◆ Geselecteerd fragment ◆
2.6.2. Gelet op het vorenstaande ziet de voorzitter aanleiding voor de in het plan voorziene ontsluitingsweg tussen de percelen [locatie 1] en [locatie 2] een voorlopige voorziening te treffen. Hij ziet geen aanleiding verder op de bezwaren van [verzoekers] inzake deze ontsluitingsweg in te gaan.
2.6.3. In hetgeen [verzoekers] omtrent de bebouwingsdichtheid van de woningbouwlocatie hebben aangevoerd, ziet de voorzitter, nog afgezien van de omstandigheid dat zij tegen de woningbouwmogelijkheden op zichzelf geen zienswijze hebben ingebracht, voorshands geen aanleiding voor het oordeel dat de in het plan neergelegde bebouwingsdichtheid strijdig moet worden geacht met enig provinciaal of gemeentelijk beleid. De voorzitter ziet geen aanleiding de woningbouwmogelijkheden vanwege samenhang met de ontsluitingsweg bij de te treffen voorlopige voorziening te betrekken. Daarbij neemt hij in aanmerking dat er voor de ontsluiting van het plangebied verschillende andere mogelijkheden bestaan.

◆ Vermelde rijen ◆
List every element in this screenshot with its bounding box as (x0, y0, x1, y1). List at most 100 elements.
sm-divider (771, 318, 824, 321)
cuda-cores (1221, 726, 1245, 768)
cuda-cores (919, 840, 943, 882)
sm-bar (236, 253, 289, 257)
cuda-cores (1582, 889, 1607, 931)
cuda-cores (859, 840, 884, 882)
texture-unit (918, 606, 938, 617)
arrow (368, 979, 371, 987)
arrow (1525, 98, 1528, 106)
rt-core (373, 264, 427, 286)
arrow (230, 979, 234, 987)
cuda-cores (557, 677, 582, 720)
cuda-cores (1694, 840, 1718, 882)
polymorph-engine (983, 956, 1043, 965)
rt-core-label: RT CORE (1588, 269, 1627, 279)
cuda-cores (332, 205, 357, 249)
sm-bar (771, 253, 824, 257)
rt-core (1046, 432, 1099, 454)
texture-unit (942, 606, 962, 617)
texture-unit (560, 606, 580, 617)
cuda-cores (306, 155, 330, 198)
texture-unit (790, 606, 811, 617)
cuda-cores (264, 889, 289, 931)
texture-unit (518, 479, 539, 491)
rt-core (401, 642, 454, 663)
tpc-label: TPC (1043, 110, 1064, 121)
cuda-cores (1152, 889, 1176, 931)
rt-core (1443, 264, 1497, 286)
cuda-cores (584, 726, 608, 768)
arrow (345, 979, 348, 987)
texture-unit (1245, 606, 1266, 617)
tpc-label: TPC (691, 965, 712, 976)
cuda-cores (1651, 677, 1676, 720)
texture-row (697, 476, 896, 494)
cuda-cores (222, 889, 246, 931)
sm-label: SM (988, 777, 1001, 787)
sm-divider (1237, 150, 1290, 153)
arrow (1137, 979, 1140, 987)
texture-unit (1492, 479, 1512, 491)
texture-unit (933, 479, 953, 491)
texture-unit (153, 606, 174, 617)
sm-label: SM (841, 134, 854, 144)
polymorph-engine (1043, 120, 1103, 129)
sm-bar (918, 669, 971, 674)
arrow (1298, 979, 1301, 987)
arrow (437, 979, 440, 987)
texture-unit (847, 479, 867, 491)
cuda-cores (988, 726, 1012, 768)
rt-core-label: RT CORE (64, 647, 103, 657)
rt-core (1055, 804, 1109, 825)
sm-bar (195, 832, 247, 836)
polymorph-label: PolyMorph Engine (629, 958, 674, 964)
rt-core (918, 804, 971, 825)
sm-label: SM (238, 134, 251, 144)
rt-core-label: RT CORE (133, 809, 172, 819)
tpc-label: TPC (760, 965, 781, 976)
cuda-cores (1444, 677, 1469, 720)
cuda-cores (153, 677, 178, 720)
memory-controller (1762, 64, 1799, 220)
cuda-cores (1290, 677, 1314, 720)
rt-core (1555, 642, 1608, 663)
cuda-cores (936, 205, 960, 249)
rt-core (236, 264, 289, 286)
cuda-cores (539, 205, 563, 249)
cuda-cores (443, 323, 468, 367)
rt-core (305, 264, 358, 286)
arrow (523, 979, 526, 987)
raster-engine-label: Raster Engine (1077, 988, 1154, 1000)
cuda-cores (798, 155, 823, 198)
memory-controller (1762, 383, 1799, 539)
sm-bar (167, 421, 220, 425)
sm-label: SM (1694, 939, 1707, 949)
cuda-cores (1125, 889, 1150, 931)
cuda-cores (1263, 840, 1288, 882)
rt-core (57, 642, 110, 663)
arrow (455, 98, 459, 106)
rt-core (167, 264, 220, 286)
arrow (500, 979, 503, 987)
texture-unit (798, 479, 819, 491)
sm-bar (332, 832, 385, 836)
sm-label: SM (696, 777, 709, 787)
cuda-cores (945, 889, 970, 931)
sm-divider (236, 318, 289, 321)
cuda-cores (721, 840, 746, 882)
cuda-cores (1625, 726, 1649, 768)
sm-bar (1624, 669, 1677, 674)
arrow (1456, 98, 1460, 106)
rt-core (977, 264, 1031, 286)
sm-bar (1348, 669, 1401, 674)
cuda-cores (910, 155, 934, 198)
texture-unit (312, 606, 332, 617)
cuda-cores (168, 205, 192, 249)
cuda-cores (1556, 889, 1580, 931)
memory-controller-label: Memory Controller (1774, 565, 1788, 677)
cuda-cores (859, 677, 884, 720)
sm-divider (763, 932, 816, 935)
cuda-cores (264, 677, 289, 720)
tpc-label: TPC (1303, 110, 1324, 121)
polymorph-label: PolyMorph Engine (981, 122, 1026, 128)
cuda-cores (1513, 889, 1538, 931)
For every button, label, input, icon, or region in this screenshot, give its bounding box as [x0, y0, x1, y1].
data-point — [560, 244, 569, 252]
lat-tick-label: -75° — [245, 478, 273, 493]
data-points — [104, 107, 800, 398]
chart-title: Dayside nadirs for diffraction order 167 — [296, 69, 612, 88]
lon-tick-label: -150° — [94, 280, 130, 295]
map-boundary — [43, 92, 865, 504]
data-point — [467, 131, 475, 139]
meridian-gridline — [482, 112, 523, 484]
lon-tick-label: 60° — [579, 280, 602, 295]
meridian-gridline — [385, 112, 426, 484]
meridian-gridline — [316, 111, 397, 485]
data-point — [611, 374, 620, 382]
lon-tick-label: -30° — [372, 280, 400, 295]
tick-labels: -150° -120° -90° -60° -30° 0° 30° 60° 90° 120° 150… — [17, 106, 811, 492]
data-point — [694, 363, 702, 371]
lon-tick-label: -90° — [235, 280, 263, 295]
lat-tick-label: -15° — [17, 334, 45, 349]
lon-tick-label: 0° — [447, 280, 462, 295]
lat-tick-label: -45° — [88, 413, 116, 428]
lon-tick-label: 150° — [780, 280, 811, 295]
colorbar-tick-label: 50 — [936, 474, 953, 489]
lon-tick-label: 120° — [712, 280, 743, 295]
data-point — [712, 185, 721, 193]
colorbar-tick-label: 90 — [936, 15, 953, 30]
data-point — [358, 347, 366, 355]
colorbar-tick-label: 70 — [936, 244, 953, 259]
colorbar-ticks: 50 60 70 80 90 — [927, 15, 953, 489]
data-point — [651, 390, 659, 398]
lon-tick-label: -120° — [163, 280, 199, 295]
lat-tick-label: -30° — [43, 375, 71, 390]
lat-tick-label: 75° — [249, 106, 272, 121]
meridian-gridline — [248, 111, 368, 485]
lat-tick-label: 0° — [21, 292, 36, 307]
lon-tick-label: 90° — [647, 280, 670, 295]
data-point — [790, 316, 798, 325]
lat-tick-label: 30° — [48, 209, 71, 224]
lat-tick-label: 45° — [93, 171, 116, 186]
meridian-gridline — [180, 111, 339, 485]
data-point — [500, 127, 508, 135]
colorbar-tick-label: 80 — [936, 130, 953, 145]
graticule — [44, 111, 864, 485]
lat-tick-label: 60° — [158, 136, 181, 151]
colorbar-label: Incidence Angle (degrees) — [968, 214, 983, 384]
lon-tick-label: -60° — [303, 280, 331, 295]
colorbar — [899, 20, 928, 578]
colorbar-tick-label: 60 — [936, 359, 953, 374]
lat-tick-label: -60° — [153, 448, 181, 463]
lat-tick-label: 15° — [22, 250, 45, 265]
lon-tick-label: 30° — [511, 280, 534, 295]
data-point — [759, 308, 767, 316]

◆ Opdracht ◆
Geeft u het volledige fragment over de voorlopige voorziening voor de ontsluitingsweg ongewijzigd weer. Baseert u zich uitsluitend op het fragment.

◆ Het resultaat ◆
2.6.2. Gelet op het vorenstaande ziet de voorzitter aanleiding voor de in het plan voorziene ontsluitingsweg tussen de percelen [locatie 1] en [locatie 2] een voorlopige voorziening te treffen. Hij ziet geen aanleiding verder op de bezwaren van [verzoekers] inzake deze ontsluitingsweg in te gaan.
2.6.3. In hetgeen [verzoekers] omtrent de bebouwingsdichtheid van de woningbouwlocatie hebben aangevoerd, ziet de voorzitter, nog afgezien van de omstandigheid dat zij tegen de woningbouwmogelijkheden op zichzelf geen zienswijze hebben ingebracht, voorshands geen aanleiding voor het oordeel dat de in het plan neergelegde bebouwingsdichtheid strijdig moet worden geacht met enig provinciaal of gemeentelijk beleid. De voorzitter ziet geen aanleiding de woningbouwmogelijkheden vanwege samenhang met de ontsluitingsweg bij de te treffen voorlopige voorziening te betrekken. Daarbij neemt hij in aanmerking dat er voor de ontsluiting van het plangebied verschillende andere mogelijkheden bestaan.